## Begin Dataset
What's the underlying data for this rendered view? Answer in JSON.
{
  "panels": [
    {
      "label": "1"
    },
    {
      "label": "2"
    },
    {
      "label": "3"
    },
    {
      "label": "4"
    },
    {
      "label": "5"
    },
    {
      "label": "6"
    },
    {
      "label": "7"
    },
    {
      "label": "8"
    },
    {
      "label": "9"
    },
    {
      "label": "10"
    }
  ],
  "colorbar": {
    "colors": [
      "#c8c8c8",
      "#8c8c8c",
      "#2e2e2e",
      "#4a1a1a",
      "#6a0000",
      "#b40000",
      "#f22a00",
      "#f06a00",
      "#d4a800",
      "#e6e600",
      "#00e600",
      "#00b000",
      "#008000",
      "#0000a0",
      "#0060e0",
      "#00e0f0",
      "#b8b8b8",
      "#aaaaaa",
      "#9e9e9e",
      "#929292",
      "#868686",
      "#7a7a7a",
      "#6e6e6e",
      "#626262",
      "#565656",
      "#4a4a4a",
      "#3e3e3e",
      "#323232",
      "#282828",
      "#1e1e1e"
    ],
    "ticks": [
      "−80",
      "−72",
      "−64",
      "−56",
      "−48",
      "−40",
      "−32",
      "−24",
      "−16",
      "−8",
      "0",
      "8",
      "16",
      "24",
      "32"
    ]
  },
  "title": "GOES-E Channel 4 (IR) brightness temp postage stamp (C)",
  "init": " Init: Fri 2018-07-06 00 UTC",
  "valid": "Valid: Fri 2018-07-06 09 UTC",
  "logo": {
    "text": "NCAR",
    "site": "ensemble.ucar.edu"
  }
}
## End Dataset
* _Exercise requirements_: Select every line in the material above where the string "label" occurs, and copy it.

* _Result of this task_:
      "label": "1"
      "label": "2"
      "label": "3"
      "label": "4"
      "label": "5"
      "label": "6"
      "label": "7"
      "label": "8"
      "label": "9"
      "label": "10"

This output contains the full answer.